> _MATERIAL SUPPLIED_
####

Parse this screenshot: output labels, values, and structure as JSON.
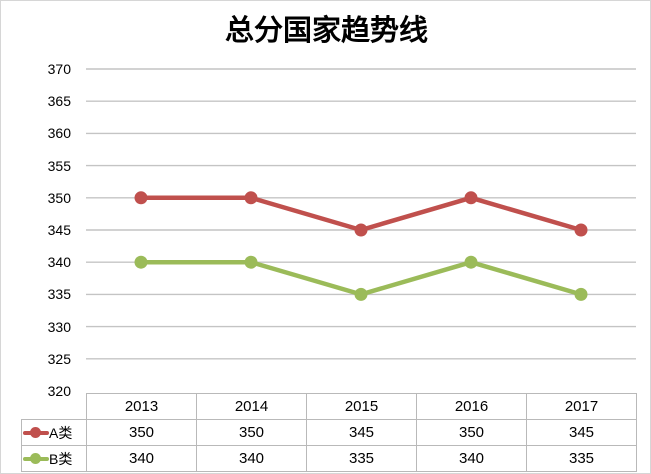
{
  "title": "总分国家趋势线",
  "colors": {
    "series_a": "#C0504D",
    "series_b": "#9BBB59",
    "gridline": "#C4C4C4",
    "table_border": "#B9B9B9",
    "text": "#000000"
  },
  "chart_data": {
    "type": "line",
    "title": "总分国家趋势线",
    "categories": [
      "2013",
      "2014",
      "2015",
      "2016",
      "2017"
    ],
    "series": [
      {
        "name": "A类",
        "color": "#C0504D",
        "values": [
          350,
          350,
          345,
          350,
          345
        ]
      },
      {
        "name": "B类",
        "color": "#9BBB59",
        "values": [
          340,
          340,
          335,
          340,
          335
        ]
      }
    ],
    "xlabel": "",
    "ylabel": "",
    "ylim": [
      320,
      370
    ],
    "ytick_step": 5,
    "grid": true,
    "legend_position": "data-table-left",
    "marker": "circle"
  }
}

####

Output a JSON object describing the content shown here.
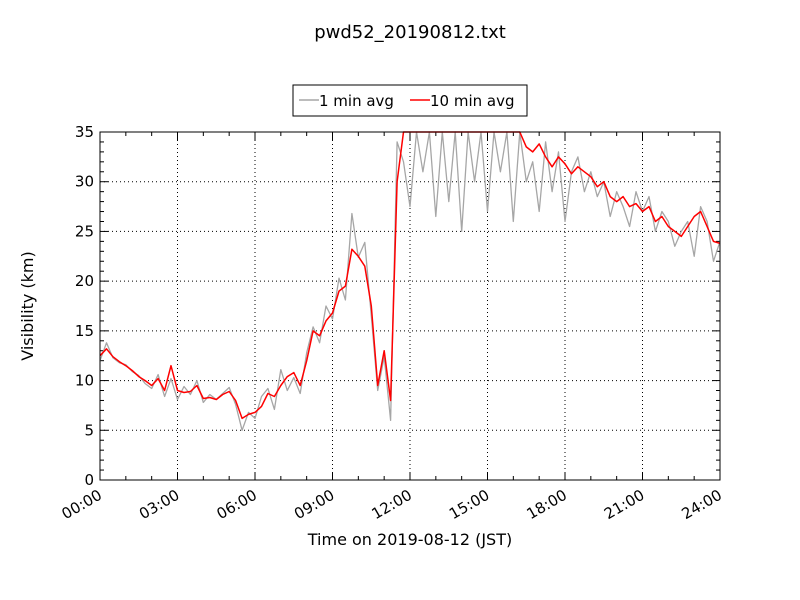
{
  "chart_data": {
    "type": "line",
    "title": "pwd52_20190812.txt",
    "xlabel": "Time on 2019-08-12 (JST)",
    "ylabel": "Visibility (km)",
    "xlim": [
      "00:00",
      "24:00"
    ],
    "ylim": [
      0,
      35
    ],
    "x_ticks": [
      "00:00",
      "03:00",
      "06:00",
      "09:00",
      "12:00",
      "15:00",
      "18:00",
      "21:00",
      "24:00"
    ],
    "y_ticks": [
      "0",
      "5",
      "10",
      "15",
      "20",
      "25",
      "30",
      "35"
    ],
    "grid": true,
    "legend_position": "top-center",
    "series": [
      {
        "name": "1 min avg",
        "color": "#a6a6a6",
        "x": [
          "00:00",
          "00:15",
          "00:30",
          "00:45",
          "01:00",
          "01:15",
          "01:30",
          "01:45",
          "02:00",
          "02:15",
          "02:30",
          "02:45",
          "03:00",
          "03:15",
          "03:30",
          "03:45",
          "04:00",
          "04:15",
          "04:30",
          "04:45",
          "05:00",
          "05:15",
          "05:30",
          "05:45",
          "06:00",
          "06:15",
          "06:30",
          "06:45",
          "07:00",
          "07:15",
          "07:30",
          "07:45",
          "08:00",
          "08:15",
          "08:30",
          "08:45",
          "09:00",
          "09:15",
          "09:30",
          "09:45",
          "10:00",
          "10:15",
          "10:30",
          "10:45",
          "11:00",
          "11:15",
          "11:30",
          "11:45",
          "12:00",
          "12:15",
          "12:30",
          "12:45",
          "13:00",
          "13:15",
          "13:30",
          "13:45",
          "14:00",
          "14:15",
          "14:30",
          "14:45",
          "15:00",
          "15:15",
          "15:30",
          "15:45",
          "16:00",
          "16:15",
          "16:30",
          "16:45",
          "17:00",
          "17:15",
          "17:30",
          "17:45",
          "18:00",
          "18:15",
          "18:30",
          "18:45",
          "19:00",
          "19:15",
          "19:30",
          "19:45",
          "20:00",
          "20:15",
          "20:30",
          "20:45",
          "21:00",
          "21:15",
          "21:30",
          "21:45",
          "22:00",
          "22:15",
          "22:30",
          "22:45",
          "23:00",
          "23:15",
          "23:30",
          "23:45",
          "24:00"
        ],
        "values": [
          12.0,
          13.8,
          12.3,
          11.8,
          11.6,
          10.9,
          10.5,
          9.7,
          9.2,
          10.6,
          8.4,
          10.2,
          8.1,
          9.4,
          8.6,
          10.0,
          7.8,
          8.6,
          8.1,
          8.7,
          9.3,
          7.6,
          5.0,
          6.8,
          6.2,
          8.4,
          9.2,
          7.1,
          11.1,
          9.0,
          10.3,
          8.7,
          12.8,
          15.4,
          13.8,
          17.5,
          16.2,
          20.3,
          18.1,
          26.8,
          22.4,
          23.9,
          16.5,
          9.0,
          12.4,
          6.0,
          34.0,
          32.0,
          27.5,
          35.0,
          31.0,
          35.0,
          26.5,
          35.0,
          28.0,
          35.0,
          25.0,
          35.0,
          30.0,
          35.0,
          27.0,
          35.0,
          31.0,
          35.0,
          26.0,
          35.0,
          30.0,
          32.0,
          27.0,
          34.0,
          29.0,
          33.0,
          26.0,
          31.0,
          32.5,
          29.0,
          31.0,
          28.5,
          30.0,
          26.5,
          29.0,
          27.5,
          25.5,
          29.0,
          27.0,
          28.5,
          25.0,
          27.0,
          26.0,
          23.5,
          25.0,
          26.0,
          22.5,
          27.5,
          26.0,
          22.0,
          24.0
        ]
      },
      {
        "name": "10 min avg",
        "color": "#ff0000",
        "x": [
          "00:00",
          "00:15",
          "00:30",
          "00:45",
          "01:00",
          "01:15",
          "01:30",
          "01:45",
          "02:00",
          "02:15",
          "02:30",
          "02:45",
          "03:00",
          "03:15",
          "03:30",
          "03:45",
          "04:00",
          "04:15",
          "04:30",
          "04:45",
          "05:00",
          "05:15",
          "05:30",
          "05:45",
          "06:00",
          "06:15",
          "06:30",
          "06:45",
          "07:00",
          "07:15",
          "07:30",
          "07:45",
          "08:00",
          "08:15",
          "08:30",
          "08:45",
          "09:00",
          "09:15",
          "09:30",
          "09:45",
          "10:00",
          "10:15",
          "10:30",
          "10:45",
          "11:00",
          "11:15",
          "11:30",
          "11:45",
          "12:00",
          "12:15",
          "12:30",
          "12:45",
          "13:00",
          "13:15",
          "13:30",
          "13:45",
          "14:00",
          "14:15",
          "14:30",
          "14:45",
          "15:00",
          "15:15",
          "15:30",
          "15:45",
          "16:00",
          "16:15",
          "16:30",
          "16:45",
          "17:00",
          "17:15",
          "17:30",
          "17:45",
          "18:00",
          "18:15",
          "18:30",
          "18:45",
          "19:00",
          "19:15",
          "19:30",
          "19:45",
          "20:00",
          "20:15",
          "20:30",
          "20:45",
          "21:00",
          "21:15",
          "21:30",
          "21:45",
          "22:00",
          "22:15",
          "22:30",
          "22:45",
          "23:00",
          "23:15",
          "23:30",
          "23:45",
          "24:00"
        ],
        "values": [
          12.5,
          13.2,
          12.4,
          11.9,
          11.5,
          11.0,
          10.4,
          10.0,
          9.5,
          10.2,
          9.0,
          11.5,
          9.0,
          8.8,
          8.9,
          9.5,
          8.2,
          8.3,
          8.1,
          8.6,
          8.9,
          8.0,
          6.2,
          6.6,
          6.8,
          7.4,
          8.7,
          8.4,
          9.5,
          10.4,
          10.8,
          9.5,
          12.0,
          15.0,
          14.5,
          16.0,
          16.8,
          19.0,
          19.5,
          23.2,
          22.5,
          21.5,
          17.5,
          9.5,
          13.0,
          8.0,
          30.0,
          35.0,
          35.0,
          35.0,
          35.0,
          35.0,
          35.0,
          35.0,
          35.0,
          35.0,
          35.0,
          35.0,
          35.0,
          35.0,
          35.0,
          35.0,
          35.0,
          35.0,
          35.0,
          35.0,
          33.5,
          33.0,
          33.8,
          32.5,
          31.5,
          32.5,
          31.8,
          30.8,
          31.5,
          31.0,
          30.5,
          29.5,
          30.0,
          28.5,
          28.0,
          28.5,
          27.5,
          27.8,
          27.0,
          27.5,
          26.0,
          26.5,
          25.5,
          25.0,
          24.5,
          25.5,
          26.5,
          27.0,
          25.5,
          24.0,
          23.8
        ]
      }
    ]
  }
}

####

> _INSTRUCTION_
Only the count is needed: the number of lines in the data that include the word "JSON".

> _ANSWER BELOW_
2